## Extracted material:
/---

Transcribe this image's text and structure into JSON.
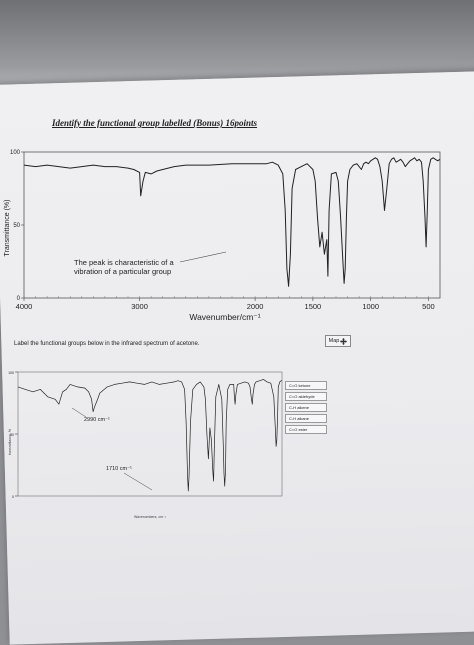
{
  "question1": {
    "title": "Identify the functional group labelled  (Bonus) 16points",
    "annotation_line1": "The peak is characteristic of a",
    "annotation_line2": "vibration of a particular group"
  },
  "question2": {
    "instruction": "Label the functional groups below in the infrared spectrum of acetone.",
    "map_button_label": "Map",
    "map_icon": "move-arrows-icon",
    "answer_options": [
      "C=O ketone",
      "C=O aldehyde",
      "C-H alkene",
      "C-H alkane",
      "C=O ester"
    ]
  },
  "chart_data": [
    {
      "type": "line",
      "title": "",
      "xlabel": "Wavenumber/cm⁻¹",
      "ylabel": "Transmittance (%)",
      "xlim": [
        4000,
        400
      ],
      "ylim": [
        0,
        100
      ],
      "x_tick_labels": [
        "4000",
        "3000",
        "2000",
        "1500",
        "1000",
        "500"
      ],
      "y_tick_labels": [
        "0",
        "50",
        "100"
      ],
      "grid": false,
      "series": [
        {
          "x": [
            4000,
            3900,
            3800,
            3700,
            3600,
            3500,
            3400,
            3300,
            3200,
            3100,
            3050,
            3000,
            2990,
            2970,
            2950,
            2900,
            2850,
            2800,
            2700,
            2600,
            2400,
            2200,
            2000,
            1900,
            1850,
            1800,
            1760,
            1740,
            1725,
            1710,
            1695,
            1680,
            1650,
            1600,
            1550,
            1500,
            1480,
            1460,
            1440,
            1420,
            1400,
            1380,
            1370,
            1360,
            1340,
            1300,
            1280,
            1260,
            1240,
            1230,
            1220,
            1210,
            1200,
            1180,
            1150,
            1120,
            1100,
            1080,
            1060,
            1040,
            1020,
            1000,
            980,
            960,
            940,
            920,
            900,
            880,
            860,
            840,
            820,
            800,
            780,
            760,
            740,
            720,
            700,
            680,
            660,
            640,
            620,
            600,
            580,
            560,
            545,
            530,
            520,
            510,
            500,
            480,
            460,
            440,
            420,
            400
          ],
          "y": [
            91,
            90,
            91,
            90,
            89,
            90,
            91,
            90,
            90,
            89,
            88,
            86,
            70,
            80,
            86,
            85,
            87,
            88,
            90,
            91,
            91,
            92,
            92,
            92,
            93,
            91,
            85,
            60,
            20,
            8,
            30,
            75,
            88,
            90,
            92,
            88,
            80,
            55,
            35,
            45,
            30,
            40,
            15,
            60,
            85,
            86,
            80,
            55,
            25,
            10,
            20,
            55,
            80,
            88,
            91,
            92,
            90,
            88,
            92,
            93,
            92,
            94,
            95,
            96,
            95,
            90,
            80,
            60,
            75,
            92,
            95,
            96,
            93,
            94,
            95,
            93,
            90,
            92,
            94,
            95,
            96,
            94,
            95,
            93,
            80,
            55,
            35,
            60,
            88,
            95,
            96,
            95,
            94,
            95
          ]
        }
      ]
    },
    {
      "type": "line",
      "title": "",
      "xlabel": "Wavenumbers, cm⁻¹",
      "ylabel": "transmittance, %",
      "xlim": [
        4000,
        450
      ],
      "ylim": [
        0,
        100
      ],
      "y_tick_labels": [
        "0",
        "50",
        "100"
      ],
      "grid": false,
      "annotations": [
        "2990 cm⁻¹",
        "1710 cm⁻¹"
      ],
      "series": [
        {
          "x": [
            4000,
            3900,
            3800,
            3700,
            3600,
            3500,
            3450,
            3400,
            3350,
            3300,
            3200,
            3100,
            3050,
            3010,
            2990,
            2970,
            2930,
            2900,
            2800,
            2700,
            2600,
            2500,
            2400,
            2300,
            2200,
            2100,
            2000,
            1900,
            1850,
            1800,
            1760,
            1740,
            1720,
            1710,
            1700,
            1680,
            1650,
            1600,
            1550,
            1500,
            1480,
            1460,
            1440,
            1420,
            1400,
            1380,
            1370,
            1360,
            1340,
            1300,
            1260,
            1240,
            1230,
            1220,
            1210,
            1200,
            1180,
            1150,
            1100,
            1090,
            1080,
            1070,
            1050,
            1000,
            950,
            900,
            880,
            860,
            850,
            840,
            820,
            800,
            750,
            700,
            650,
            600,
            560,
            540,
            530,
            520,
            510,
            500,
            480,
            460,
            450
          ],
          "y": [
            88,
            86,
            84,
            86,
            80,
            78,
            74,
            84,
            86,
            90,
            88,
            87,
            84,
            78,
            68,
            72,
            78,
            83,
            88,
            90,
            91,
            92,
            91,
            90,
            92,
            90,
            91,
            92,
            93,
            92,
            86,
            60,
            15,
            4,
            15,
            60,
            86,
            90,
            92,
            88,
            78,
            50,
            30,
            55,
            45,
            20,
            12,
            38,
            80,
            90,
            78,
            40,
            18,
            8,
            20,
            60,
            86,
            90,
            90,
            80,
            74,
            82,
            90,
            91,
            92,
            91,
            88,
            78,
            74,
            82,
            90,
            92,
            93,
            94,
            92,
            91,
            80,
            55,
            40,
            45,
            62,
            88,
            92,
            93,
            93
          ]
        }
      ]
    }
  ]
}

\---

Every line above that contains the word "ylabel" should be reported.

## Written answer:
      "ylabel": "Transmittance (%)",
      "ylabel": "transmittance, %",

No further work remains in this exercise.